▶ Data rows:
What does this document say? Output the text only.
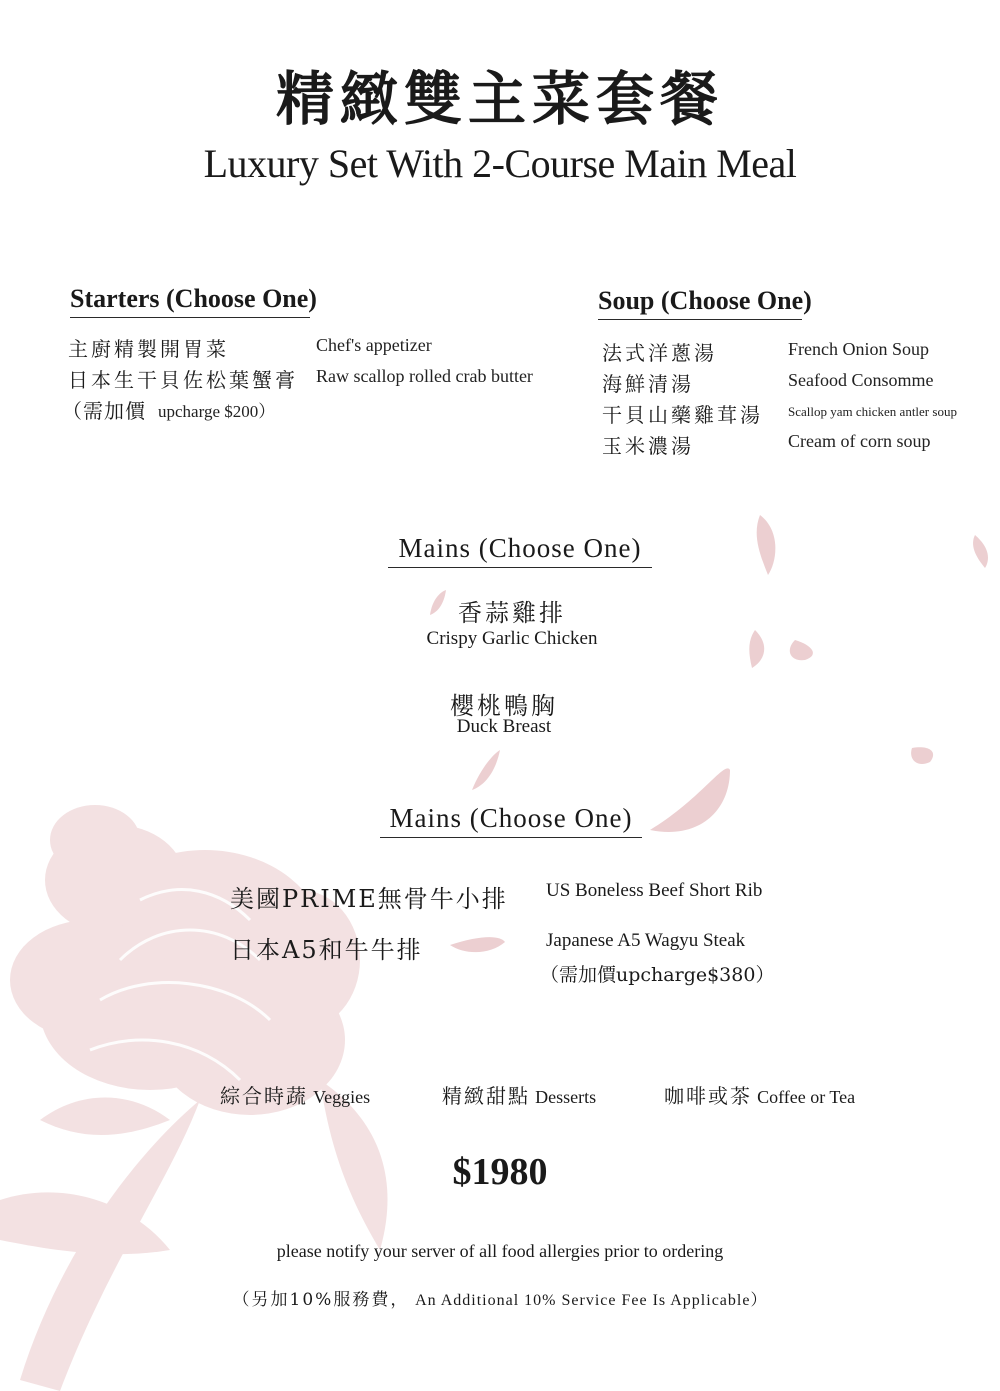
精緻雙主菜套餐
Luxury Set With 2-Course Main Meal
Starters (Choose One)
主廚精製開胃菜	Chef's appetizer
日本生干貝佐松葉蟹膏 Raw scallop rolled crab butter
（需加價 upcharge $200）
Soup (Choose One)
法式洋蔥湯	French Onion Soup
海鮮清湯	Seafood Consomme
干貝山藥雞茸湯 Scallop yam chicken antler soup
玉米濃湯	Cream of corn soup
Mains (Choose One)
香蒜雞排
Crispy Garlic Chicken
櫻桃鴨胸
Duck Breast
Mains (Choose One)
美國PRIME無骨牛小排 US Boneless Beef Short Rib
日本A5和牛牛排	Japanese A5 Wagyu Steak
（需加價upcharge$380）
綜合時蔬 Veggies	精緻甜點 Desserts	咖啡或茶 Coffee or Tea
$1980
please notify your server of all food allergies prior to ordering
（另加10%服務費， An Additional 10% Service Fee Is Applicable）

▶ Work required: Write out every record above exactly as it stands, but leave out the pictures.

▶ Exercise answer:
What does this document say? Output the text only.
精緻雙主菜套餐
Luxury Set With 2-Course Main Meal
Starters (Choose One)
主廚精製開胃菜	Chef's appetizer
日本生干貝佐松葉蟹膏 Raw scallop rolled crab butter
（需加價 upcharge $200）
Soup (Choose One)
法式洋蔥湯	French Onion Soup
海鮮清湯	Seafood Consomme
干貝山藥雞茸湯 Scallop yam chicken antler soup
玉米濃湯	Cream of corn soup
Mains (Choose One)
香蒜雞排
Crispy Garlic Chicken
櫻桃鴨胸
Duck Breast
Mains (Choose One)
美國PRIME無骨牛小排 US Boneless Beef Short Rib
日本A5和牛牛排	Japanese A5 Wagyu Steak
（需加價upcharge$380）
綜合時蔬 Veggies	精緻甜點 Desserts	咖啡或茶 Coffee or Tea
$1980
please notify your server of all food allergies prior to ordering
（另加10%服務費， An Additional 10% Service Fee Is Applicable）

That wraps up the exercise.